SHORT PROBLEM:
Using the entries that follow, state how many lines contain the word "this". The response is that number and nothing more.

• • • •

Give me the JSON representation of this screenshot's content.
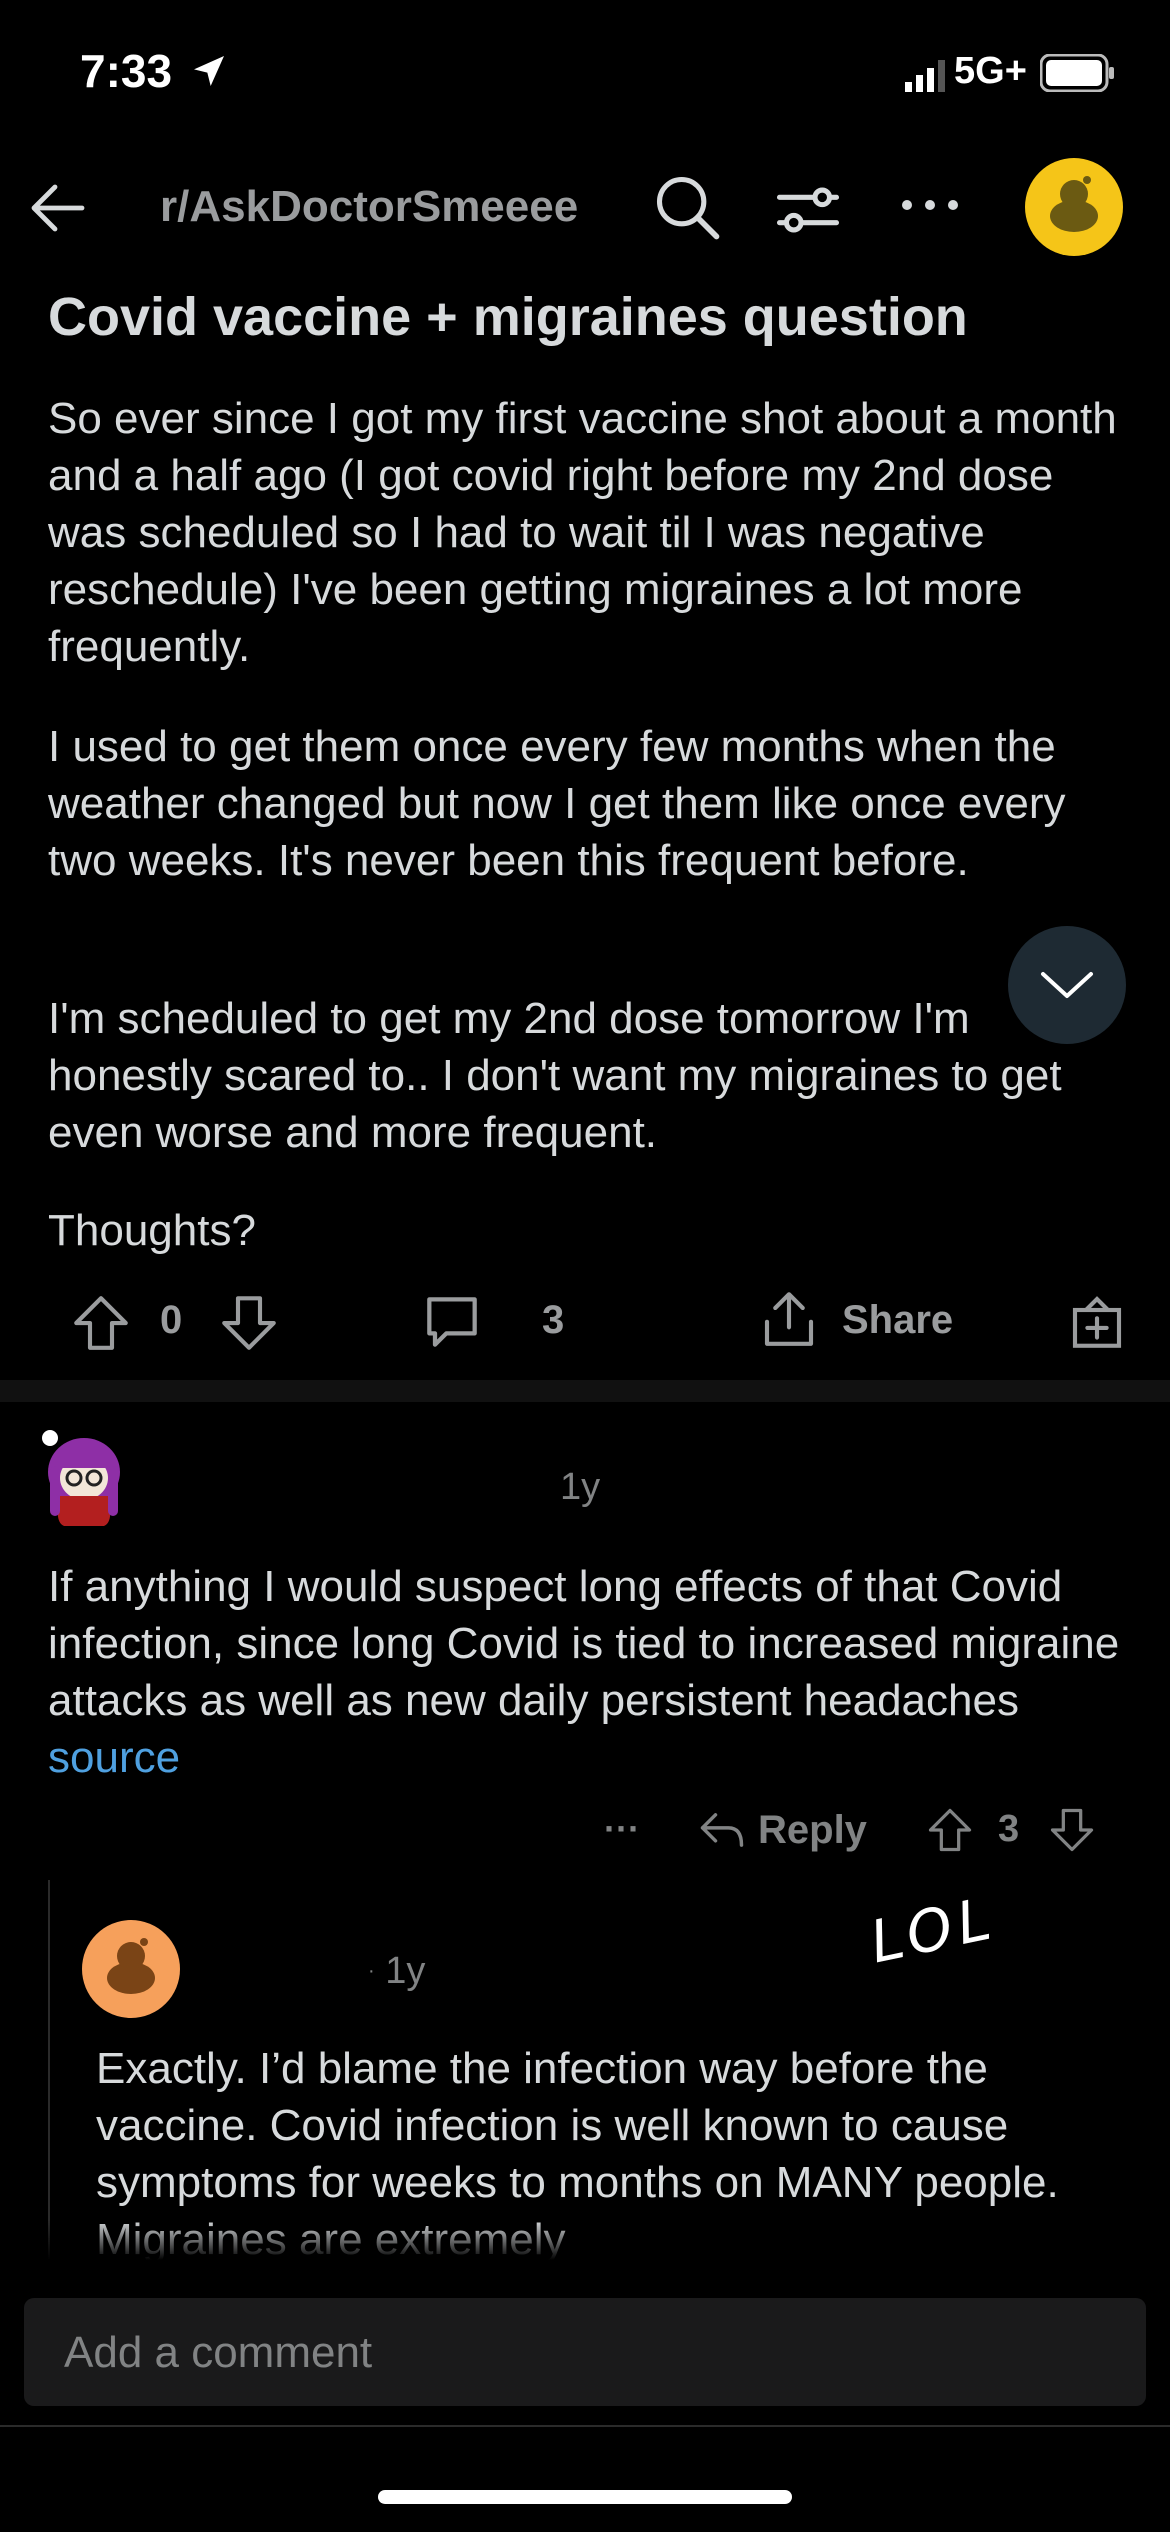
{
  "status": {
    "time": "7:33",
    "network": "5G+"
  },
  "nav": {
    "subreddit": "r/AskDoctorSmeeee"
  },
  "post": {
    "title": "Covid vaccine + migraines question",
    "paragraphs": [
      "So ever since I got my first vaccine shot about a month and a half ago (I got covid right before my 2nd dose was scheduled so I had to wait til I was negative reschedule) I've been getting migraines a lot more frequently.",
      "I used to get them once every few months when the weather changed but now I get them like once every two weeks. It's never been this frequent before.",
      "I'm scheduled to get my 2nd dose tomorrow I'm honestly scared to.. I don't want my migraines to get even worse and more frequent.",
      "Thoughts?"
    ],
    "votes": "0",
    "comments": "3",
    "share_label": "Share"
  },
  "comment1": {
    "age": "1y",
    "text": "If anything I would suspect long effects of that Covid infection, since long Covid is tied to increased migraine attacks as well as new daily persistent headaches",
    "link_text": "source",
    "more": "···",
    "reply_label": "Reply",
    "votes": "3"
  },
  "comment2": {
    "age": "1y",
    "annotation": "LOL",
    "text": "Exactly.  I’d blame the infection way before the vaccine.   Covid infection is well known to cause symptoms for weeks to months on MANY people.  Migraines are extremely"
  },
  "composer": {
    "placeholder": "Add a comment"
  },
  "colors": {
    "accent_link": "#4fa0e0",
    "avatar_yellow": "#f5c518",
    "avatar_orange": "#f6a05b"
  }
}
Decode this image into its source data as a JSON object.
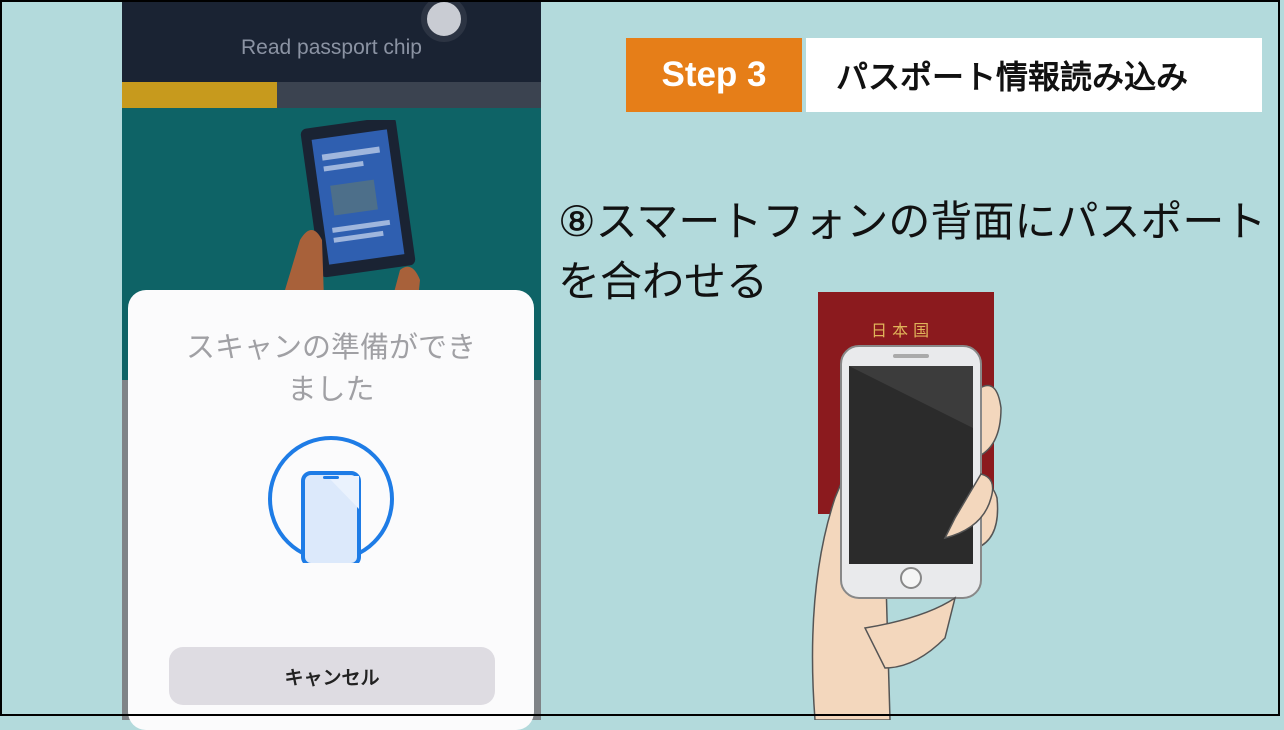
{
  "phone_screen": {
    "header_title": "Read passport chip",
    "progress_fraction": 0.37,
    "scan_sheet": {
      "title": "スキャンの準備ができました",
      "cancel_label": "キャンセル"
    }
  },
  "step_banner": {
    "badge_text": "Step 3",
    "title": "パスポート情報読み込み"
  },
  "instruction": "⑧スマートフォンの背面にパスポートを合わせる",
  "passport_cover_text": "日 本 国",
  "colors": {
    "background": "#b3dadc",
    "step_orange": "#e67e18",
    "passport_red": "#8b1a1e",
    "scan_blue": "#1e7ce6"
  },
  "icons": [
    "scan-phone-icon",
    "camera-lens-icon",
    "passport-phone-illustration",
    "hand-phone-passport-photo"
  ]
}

• • • •

WRITTEN RESPONSE:
3